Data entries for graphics

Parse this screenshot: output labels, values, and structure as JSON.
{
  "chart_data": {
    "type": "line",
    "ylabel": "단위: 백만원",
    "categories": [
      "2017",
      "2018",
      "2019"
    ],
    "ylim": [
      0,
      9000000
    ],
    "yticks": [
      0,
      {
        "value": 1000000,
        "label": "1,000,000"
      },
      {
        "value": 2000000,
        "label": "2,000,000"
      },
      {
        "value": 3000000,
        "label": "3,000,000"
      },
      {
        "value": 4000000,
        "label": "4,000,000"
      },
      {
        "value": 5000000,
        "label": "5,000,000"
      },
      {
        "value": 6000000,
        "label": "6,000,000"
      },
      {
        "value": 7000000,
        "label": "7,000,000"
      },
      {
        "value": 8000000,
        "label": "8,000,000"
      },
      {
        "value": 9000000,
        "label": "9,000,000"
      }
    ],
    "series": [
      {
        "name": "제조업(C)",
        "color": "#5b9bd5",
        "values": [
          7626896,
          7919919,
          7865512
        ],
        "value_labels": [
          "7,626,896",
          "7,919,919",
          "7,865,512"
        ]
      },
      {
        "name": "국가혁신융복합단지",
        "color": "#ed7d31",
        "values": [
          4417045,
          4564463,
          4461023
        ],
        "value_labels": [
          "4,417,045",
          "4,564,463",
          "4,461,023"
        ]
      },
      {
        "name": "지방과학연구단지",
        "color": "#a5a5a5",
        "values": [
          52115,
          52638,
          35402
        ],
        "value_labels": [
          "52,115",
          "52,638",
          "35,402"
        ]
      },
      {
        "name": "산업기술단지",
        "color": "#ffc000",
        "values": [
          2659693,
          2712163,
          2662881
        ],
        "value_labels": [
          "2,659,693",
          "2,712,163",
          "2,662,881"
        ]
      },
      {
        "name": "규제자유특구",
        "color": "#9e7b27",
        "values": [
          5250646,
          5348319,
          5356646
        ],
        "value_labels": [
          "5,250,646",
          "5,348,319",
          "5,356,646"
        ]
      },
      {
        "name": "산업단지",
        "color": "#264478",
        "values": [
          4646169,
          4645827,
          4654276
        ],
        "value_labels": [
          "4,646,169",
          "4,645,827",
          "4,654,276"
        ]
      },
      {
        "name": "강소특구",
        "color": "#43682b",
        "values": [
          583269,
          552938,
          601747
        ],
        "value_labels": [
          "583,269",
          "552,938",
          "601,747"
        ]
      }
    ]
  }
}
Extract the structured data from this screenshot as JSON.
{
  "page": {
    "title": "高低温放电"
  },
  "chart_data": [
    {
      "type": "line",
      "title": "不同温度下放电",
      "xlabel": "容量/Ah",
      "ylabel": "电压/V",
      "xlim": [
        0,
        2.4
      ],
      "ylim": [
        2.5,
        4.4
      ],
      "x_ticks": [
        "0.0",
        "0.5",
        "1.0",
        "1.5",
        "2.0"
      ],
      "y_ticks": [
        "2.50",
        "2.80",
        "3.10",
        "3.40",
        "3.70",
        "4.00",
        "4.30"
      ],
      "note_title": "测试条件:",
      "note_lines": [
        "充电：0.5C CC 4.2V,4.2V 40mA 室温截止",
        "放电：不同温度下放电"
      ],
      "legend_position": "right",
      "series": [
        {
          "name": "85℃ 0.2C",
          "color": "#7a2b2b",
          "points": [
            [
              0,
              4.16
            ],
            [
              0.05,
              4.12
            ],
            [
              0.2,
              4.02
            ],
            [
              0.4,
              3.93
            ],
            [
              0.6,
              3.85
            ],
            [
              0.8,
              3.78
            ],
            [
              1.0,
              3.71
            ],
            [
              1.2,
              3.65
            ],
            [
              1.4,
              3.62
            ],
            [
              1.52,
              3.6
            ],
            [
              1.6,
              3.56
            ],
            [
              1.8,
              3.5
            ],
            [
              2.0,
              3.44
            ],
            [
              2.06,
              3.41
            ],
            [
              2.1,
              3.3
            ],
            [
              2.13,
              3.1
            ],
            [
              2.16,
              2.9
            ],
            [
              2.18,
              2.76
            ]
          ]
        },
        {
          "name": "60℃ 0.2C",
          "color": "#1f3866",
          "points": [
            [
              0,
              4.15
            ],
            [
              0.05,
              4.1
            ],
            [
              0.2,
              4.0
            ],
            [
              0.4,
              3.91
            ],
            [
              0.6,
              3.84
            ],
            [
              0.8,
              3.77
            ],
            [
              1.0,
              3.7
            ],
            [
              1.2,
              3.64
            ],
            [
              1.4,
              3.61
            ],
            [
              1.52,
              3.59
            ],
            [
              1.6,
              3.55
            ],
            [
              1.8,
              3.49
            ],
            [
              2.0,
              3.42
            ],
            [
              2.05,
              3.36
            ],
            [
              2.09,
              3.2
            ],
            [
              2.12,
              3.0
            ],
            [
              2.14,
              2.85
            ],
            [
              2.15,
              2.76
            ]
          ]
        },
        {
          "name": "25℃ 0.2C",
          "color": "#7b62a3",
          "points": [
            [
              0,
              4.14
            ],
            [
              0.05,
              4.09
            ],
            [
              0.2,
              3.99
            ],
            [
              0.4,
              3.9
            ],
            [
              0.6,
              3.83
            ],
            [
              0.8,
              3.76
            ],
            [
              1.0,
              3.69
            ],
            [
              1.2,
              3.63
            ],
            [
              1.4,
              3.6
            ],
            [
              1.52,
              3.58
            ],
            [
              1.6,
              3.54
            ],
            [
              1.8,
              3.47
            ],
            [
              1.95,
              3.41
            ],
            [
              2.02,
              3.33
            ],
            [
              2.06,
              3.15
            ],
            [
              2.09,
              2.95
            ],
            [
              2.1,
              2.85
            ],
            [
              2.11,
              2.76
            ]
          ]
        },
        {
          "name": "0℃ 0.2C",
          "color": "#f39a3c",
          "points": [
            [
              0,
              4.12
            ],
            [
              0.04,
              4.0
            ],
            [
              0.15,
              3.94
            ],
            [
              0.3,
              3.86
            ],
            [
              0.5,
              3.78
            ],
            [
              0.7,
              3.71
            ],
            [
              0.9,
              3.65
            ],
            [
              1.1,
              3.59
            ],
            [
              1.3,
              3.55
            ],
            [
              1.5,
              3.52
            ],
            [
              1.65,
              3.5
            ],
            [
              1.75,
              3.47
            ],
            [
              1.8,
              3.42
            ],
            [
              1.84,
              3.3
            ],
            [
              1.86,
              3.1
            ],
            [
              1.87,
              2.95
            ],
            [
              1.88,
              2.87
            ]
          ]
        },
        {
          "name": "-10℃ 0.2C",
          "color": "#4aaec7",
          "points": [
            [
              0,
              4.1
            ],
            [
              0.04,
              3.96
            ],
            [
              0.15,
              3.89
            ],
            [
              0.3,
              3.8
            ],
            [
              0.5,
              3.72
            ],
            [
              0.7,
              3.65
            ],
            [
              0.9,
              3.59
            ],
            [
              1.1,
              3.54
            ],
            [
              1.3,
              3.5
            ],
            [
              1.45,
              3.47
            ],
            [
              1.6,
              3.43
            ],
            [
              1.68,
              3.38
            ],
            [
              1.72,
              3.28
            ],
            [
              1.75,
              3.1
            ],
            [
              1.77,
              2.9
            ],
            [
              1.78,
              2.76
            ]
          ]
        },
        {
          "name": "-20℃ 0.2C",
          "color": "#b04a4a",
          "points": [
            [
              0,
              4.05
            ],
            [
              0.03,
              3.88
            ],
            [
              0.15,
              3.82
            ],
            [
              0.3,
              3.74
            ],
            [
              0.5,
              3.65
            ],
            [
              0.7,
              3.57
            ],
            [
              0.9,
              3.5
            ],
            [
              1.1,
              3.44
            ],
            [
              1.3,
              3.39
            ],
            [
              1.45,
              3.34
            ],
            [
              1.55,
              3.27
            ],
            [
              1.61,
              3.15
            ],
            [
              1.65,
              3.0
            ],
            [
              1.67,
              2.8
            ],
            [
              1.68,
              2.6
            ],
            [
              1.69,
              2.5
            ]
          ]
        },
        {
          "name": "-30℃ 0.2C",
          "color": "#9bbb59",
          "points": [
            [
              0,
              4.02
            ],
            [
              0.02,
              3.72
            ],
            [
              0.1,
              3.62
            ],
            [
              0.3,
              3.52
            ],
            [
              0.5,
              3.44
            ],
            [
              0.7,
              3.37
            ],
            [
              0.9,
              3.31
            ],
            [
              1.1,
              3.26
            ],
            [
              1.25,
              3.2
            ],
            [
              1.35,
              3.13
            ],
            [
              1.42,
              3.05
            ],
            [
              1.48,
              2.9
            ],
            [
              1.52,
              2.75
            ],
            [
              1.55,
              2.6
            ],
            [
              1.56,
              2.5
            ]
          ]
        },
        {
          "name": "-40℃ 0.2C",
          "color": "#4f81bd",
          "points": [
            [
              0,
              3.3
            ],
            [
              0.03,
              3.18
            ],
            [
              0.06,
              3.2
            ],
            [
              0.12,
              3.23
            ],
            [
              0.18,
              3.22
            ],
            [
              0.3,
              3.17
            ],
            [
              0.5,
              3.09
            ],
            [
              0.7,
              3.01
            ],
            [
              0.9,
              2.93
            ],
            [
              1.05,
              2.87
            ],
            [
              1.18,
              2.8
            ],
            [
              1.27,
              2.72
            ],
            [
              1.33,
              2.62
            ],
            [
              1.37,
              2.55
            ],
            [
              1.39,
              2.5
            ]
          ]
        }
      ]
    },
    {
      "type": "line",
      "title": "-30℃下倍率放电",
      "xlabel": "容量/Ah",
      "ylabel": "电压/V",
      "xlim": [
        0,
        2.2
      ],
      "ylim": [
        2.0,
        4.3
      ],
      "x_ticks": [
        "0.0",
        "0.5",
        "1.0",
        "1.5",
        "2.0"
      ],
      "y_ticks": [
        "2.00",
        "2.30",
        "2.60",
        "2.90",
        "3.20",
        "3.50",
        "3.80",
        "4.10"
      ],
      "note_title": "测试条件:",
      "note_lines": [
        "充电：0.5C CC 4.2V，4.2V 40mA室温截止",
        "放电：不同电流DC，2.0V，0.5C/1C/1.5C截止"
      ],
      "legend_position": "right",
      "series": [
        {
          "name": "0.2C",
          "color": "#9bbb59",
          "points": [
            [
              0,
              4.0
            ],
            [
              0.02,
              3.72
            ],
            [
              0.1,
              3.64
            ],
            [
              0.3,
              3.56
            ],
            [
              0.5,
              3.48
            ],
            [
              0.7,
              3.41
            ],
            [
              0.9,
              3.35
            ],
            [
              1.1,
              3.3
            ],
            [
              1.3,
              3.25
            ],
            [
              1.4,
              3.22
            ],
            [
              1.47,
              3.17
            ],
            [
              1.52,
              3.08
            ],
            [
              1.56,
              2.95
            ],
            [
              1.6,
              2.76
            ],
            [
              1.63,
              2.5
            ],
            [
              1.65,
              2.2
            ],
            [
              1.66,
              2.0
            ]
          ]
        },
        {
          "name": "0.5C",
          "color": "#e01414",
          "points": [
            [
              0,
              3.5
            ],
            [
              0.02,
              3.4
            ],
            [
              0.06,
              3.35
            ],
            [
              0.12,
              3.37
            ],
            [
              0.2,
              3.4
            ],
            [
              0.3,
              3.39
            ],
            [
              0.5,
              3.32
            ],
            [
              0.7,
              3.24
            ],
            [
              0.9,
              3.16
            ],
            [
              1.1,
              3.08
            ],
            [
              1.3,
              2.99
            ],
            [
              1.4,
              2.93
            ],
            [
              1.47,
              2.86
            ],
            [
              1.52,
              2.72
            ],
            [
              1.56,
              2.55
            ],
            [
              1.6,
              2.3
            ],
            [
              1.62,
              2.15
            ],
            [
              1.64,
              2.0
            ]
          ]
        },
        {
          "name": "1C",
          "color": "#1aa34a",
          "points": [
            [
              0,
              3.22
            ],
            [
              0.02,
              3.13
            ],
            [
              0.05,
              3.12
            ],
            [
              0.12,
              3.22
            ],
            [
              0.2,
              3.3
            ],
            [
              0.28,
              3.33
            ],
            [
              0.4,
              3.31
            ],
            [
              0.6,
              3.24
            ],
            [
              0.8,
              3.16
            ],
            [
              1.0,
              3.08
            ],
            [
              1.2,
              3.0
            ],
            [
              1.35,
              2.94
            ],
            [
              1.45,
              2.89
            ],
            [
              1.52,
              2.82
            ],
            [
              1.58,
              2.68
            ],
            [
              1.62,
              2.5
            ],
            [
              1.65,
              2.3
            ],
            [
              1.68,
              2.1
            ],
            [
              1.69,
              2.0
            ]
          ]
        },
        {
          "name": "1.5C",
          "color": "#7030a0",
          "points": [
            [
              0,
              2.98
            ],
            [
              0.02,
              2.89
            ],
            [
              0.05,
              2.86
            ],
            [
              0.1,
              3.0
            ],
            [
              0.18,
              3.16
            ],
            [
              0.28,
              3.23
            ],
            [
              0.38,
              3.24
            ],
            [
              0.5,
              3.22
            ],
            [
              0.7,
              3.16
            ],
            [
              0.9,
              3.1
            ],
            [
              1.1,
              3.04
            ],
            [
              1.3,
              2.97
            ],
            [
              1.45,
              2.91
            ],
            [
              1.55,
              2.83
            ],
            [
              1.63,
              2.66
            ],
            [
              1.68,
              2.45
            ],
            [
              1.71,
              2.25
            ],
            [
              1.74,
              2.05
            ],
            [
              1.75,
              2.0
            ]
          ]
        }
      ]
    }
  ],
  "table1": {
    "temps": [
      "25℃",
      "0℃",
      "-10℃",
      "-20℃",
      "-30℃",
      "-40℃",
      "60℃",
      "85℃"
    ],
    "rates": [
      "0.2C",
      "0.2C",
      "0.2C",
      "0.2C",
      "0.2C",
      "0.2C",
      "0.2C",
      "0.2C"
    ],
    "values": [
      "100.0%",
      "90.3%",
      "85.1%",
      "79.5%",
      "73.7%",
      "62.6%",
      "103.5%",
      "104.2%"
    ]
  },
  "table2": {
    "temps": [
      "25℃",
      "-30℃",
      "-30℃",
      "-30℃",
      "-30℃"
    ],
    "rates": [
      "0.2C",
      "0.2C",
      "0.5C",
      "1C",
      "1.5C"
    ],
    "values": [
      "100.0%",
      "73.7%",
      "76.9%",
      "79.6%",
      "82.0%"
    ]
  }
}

## Task objective
Find the string "JSON" in the listing and return every line that holds it.

## Solution to the exercise
Parse this screenshot: output labels, values, and structure as JSON.
Extract the structured data from this screenshot as JSON.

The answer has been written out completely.